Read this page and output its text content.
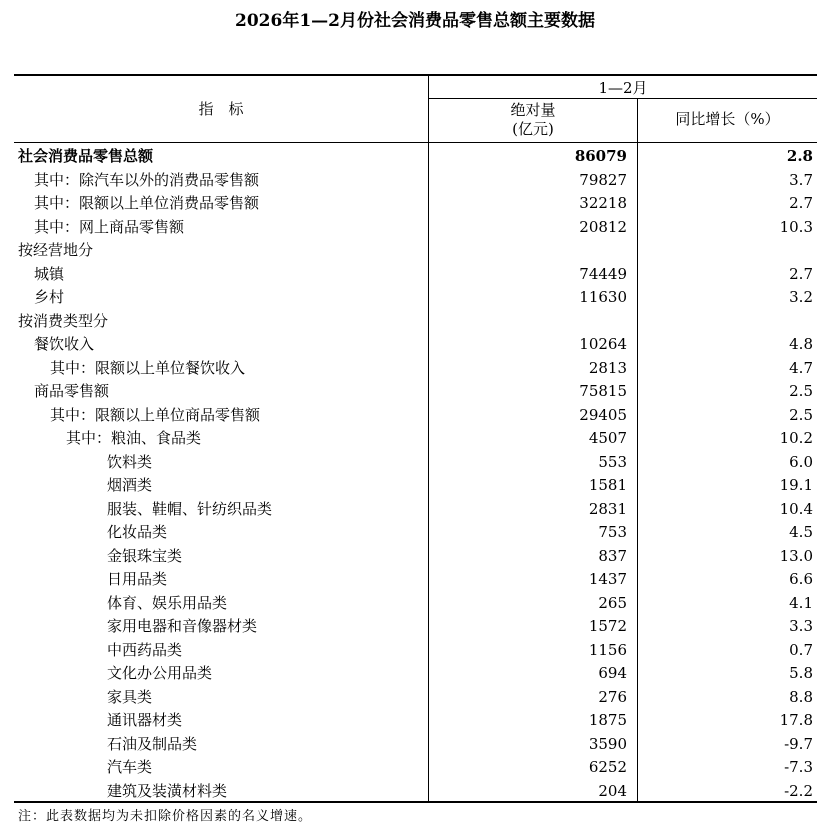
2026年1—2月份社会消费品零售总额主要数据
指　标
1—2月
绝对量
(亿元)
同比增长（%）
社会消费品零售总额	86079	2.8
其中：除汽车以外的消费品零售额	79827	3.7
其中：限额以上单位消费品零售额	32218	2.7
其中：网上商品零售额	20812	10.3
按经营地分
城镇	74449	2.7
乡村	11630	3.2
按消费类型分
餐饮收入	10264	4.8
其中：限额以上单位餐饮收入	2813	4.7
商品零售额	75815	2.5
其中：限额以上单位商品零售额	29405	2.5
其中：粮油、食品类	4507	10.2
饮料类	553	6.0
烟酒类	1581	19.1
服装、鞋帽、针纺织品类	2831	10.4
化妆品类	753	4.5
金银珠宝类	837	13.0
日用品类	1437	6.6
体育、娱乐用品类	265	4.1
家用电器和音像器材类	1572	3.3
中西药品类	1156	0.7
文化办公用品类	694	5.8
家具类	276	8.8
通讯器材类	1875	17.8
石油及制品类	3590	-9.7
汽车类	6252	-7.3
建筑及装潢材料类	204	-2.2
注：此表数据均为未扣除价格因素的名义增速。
══════════
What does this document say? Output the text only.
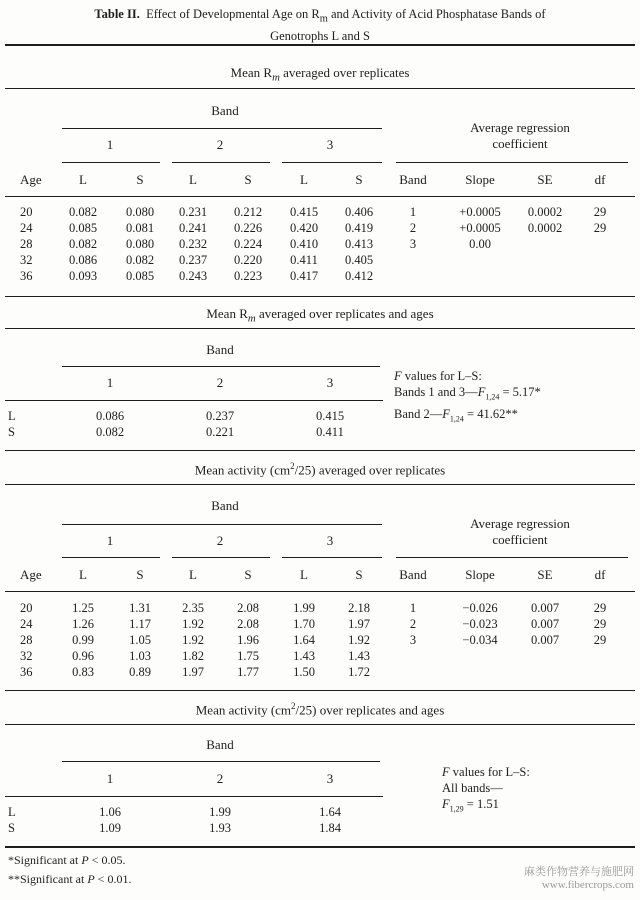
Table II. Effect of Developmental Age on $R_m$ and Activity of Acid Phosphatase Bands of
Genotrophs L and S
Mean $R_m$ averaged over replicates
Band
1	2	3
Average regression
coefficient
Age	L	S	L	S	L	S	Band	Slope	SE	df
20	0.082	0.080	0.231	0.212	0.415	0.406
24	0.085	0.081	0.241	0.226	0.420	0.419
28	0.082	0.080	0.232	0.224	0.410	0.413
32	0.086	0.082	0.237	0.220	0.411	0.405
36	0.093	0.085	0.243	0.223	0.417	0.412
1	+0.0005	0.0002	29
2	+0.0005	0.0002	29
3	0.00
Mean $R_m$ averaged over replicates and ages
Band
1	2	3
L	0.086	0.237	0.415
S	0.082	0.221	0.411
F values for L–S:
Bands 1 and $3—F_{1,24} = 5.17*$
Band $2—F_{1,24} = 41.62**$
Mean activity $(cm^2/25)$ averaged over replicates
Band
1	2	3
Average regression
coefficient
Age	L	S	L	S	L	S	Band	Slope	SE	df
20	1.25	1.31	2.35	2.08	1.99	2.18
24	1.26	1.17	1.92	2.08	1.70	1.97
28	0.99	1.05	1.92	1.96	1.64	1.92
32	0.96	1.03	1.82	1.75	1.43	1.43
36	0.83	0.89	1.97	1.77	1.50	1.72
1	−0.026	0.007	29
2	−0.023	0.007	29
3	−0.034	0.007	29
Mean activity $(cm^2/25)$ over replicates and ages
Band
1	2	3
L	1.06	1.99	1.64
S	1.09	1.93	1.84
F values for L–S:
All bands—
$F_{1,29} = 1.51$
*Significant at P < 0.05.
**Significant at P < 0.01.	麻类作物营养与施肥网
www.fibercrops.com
══════════
Task to carry out: Pull every line containing "this" out of the records.

Written answer:
Read this page and output its text content.
What does this document say? Output the text only.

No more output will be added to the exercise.